**Records shown:**
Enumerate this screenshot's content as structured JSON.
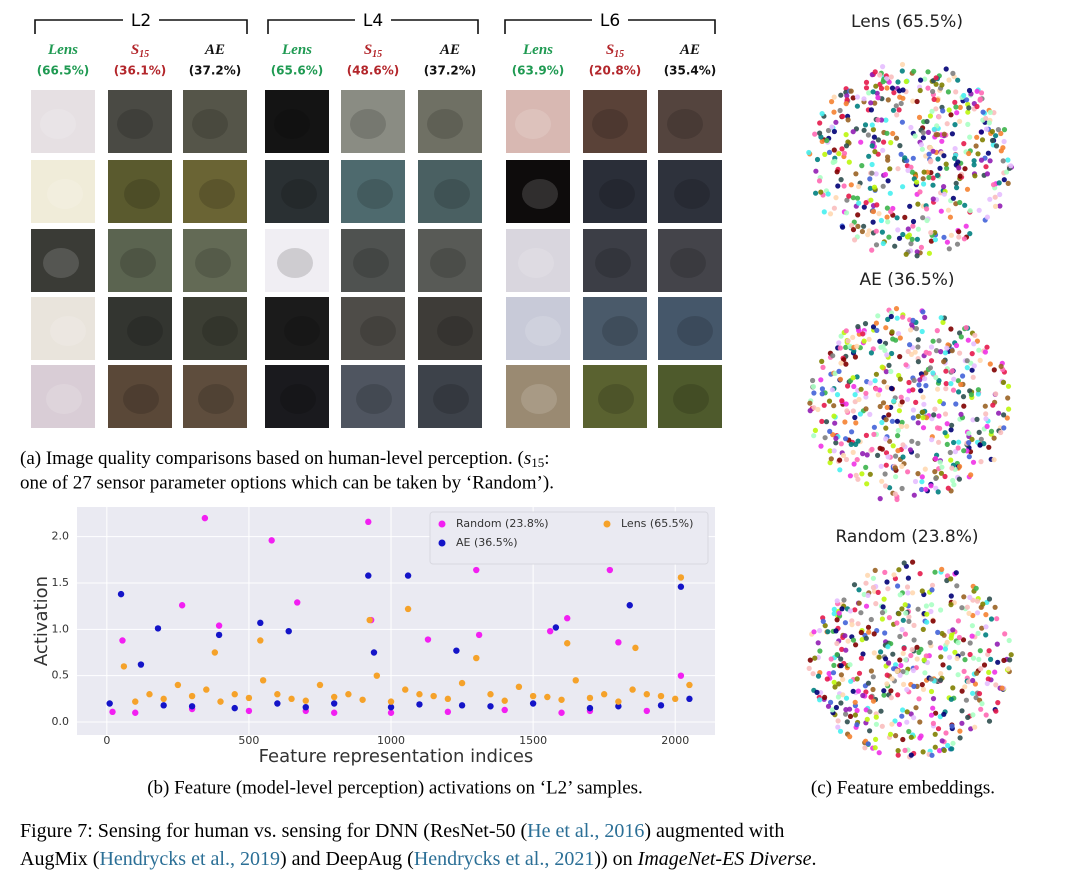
{
  "panel_a": {
    "groups": [
      {
        "label": "L2",
        "columns": [
          {
            "name": "Lens",
            "score": "(66.5%)"
          },
          {
            "name": "S",
            "sub": "15",
            "score": "(36.1%)"
          },
          {
            "name": "AE",
            "score": "(37.2%)"
          }
        ]
      },
      {
        "label": "L4",
        "columns": [
          {
            "name": "Lens",
            "score": "(65.6%)"
          },
          {
            "name": "S",
            "sub": "15",
            "score": "(48.6%)"
          },
          {
            "name": "AE",
            "score": "(37.2%)"
          }
        ]
      },
      {
        "label": "L6",
        "columns": [
          {
            "name": "Lens",
            "score": "(63.9%)"
          },
          {
            "name": "S",
            "sub": "15",
            "score": "(20.8%)"
          },
          {
            "name": "AE",
            "score": "(35.4%)"
          }
        ]
      }
    ],
    "caption": [
      "(a) Image quality comparisons based on human-level perception. (",
      "s",
      "15",
      ":",
      "one of 27 sensor parameter options which can be taken by ‘Random’)."
    ]
  },
  "chart_data": {
    "type": "scatter",
    "xlabel": "Feature representation indices",
    "ylabel": "Activation",
    "xlim": [
      -105,
      2140
    ],
    "ylim": [
      -0.14,
      2.32
    ],
    "xticks": [
      0,
      500,
      1000,
      1500,
      2000
    ],
    "yticks": [
      {
        "value": 0,
        "label": "0.0"
      },
      {
        "value": 0.5,
        "label": "0.5"
      },
      {
        "value": 1,
        "label": "1.0"
      },
      {
        "value": 1.5,
        "label": "1.5"
      },
      {
        "value": 2,
        "label": "2.0"
      }
    ],
    "grid": true,
    "legend": "upper right",
    "series": [
      {
        "name": "Random (23.8%)",
        "color": "#f21ff2",
        "x": [
          345,
          920,
          580,
          1300,
          1770,
          265,
          670,
          55,
          395,
          930,
          1130,
          1310,
          1560,
          1620,
          1800,
          2020,
          100,
          500,
          800,
          1200,
          1600,
          1900,
          300,
          1400,
          700,
          20,
          1000,
          1700
        ],
        "values": [
          2.2,
          2.16,
          1.96,
          1.64,
          1.64,
          1.26,
          1.29,
          0.88,
          1.04,
          1.1,
          0.89,
          0.94,
          0.98,
          1.12,
          0.86,
          0.5,
          0.1,
          0.12,
          0.1,
          0.11,
          0.1,
          0.12,
          0.14,
          0.13,
          0.12,
          0.11,
          0.1,
          0.12
        ]
      },
      {
        "name": "AE (36.5%)",
        "color": "#1414c8",
        "x": [
          50,
          920,
          1060,
          2020,
          1840,
          180,
          395,
          540,
          640,
          1580,
          1230,
          940,
          120,
          800,
          200,
          450,
          1000,
          1350,
          1700,
          1950,
          600,
          1500,
          2050,
          10,
          1100,
          300,
          700,
          1250,
          1800
        ],
        "values": [
          1.38,
          1.58,
          1.58,
          1.46,
          1.26,
          1.01,
          0.94,
          1.07,
          0.98,
          1.02,
          0.77,
          0.75,
          0.62,
          0.2,
          0.18,
          0.15,
          0.16,
          0.17,
          0.15,
          0.18,
          0.2,
          0.2,
          0.25,
          0.2,
          0.19,
          0.17,
          0.16,
          0.18,
          0.17
        ]
      },
      {
        "name": "Lens (65.5%)",
        "color": "#f5a22a",
        "x": [
          2020,
          1060,
          925,
          540,
          1300,
          1860,
          1620,
          380,
          60,
          150,
          250,
          350,
          450,
          550,
          650,
          750,
          850,
          950,
          1050,
          1150,
          1250,
          1350,
          1450,
          1550,
          1650,
          1750,
          1850,
          1950,
          2050,
          100,
          200,
          300,
          400,
          500,
          600,
          700,
          800,
          900,
          1000,
          1100,
          1200,
          1400,
          1500,
          1600,
          1700,
          1800,
          1900,
          2000
        ],
        "values": [
          1.56,
          1.22,
          1.1,
          0.88,
          0.69,
          0.8,
          0.85,
          0.75,
          0.6,
          0.3,
          0.4,
          0.35,
          0.3,
          0.45,
          0.25,
          0.4,
          0.3,
          0.5,
          0.35,
          0.28,
          0.42,
          0.3,
          0.38,
          0.27,
          0.45,
          0.3,
          0.35,
          0.28,
          0.4,
          0.22,
          0.25,
          0.28,
          0.22,
          0.26,
          0.3,
          0.23,
          0.27,
          0.24,
          0.22,
          0.3,
          0.25,
          0.23,
          0.28,
          0.24,
          0.26,
          0.22,
          0.3,
          0.25
        ]
      }
    ]
  },
  "panel_b_caption": "(b) Feature (model-level perception) activations on ‘L2’ samples.",
  "panel_c": {
    "titles": [
      "Lens (65.5%)",
      "AE (36.5%)",
      "Random (23.8%)"
    ],
    "caption": "(c) Feature embeddings."
  },
  "figure_caption": [
    "Figure 7: Sensing for human vs. sensing for DNN (ResNet-50 (",
    "He et al., 2016",
    ") augmented with",
    "AugMix (",
    "Hendrycks et al., 2019",
    ") and DeepAug (",
    "Hendrycks et al., 2021",
    ")) on ",
    "ImageNet-ES Diverse",
    "."
  ]
}
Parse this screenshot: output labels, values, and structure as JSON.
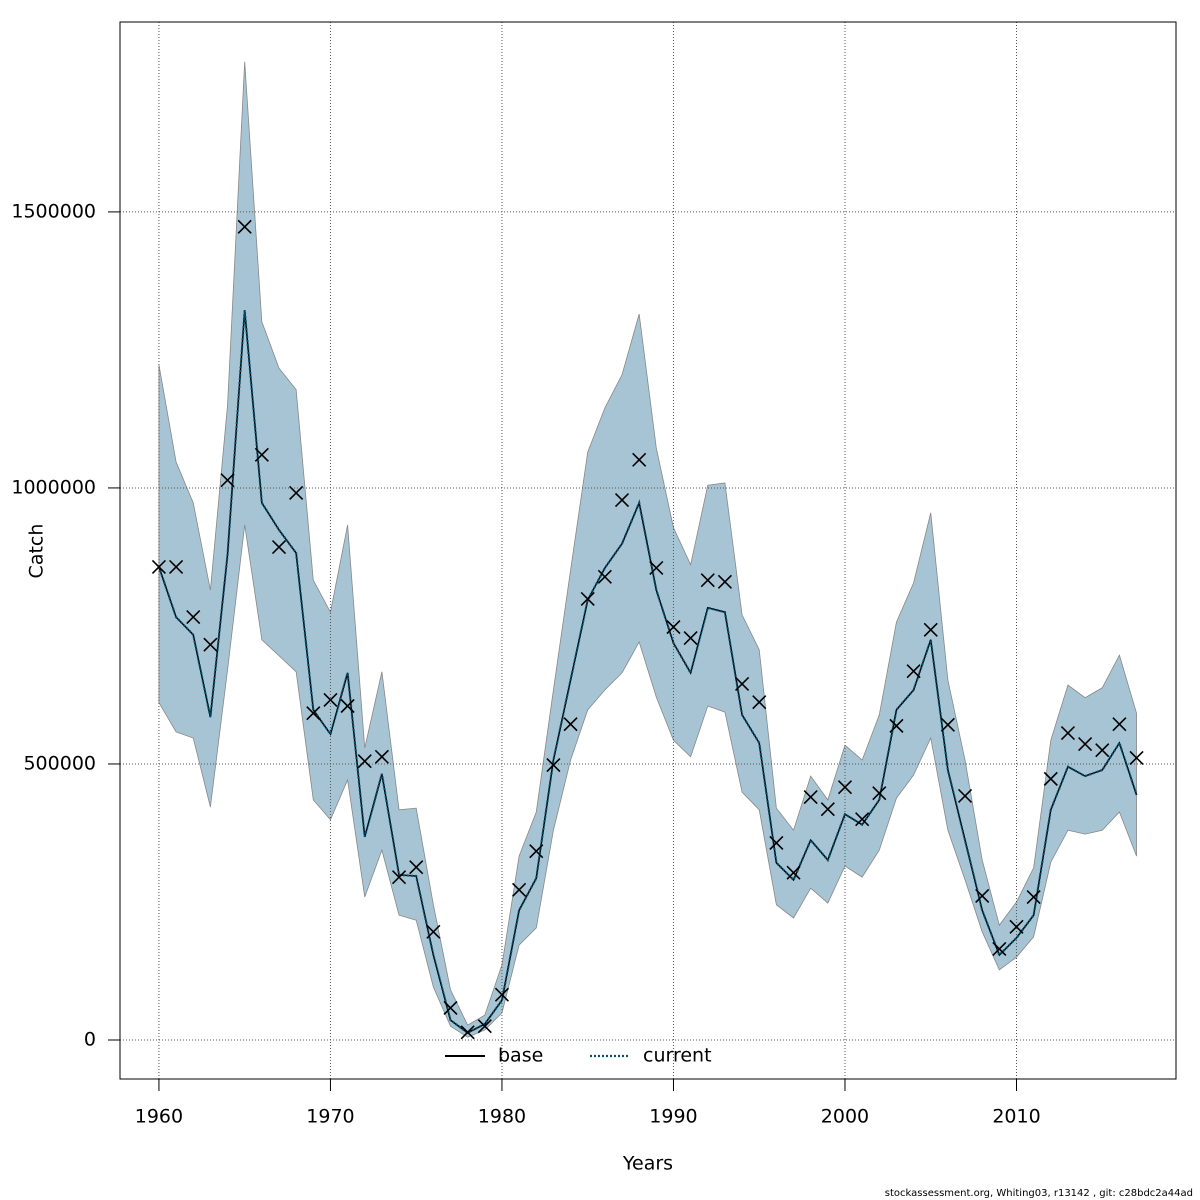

**The task:** Give the number of lines in the material above that have the word "Random" in them, and nothing more.

**Task response:** 3